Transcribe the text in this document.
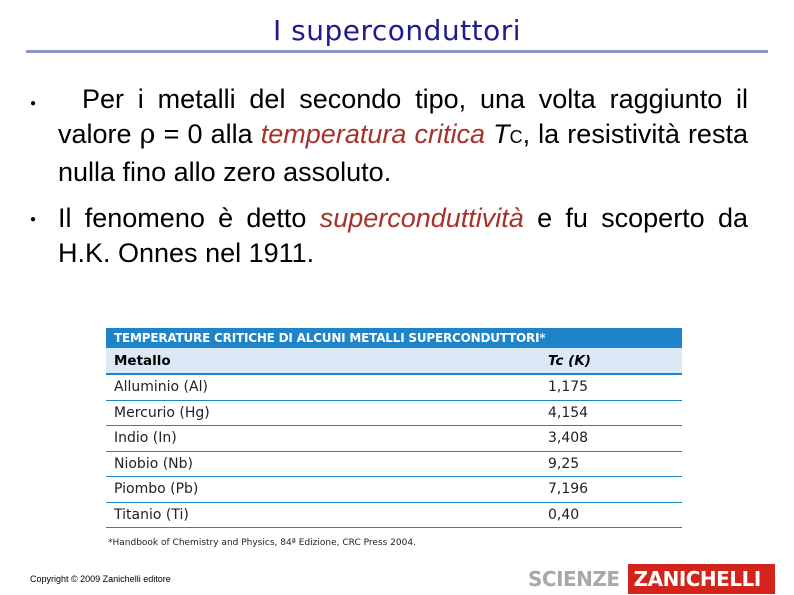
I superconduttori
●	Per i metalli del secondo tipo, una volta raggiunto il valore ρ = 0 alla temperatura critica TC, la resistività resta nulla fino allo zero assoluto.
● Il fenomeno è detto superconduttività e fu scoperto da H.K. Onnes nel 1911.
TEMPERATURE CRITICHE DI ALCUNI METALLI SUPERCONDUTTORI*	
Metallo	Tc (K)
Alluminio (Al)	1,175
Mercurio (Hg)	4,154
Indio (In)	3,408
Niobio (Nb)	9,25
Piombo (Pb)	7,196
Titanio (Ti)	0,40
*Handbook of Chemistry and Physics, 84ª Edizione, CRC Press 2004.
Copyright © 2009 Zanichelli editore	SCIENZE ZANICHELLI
******
**YOUR INSTRUCTIONS**
Write out again every line above exactly as given; the pictures do not belong in the copy.

**FULL OUTPUT**
Transcribe the text in this document.
I superconduttori
●	Per i metalli del secondo tipo, una volta raggiunto il valore ρ = 0 alla temperatura critica TC, la resistività resta nulla fino allo zero assoluto.
● Il fenomeno è detto superconduttività e fu scoperto da H.K. Onnes nel 1911.
TEMPERATURE CRITICHE DI ALCUNI METALLI SUPERCONDUTTORI*	
Metallo	Tc (K)
Alluminio (Al)	1,175
Mercurio (Hg)	4,154
Indio (In)	3,408
Niobio (Nb)	9,25
Piombo (Pb)	7,196
Titanio (Ti)	0,40
*Handbook of Chemistry and Physics, 84ª Edizione, CRC Press 2004.
Copyright © 2009 Zanichelli editore	SCIENZE ZANICHELLI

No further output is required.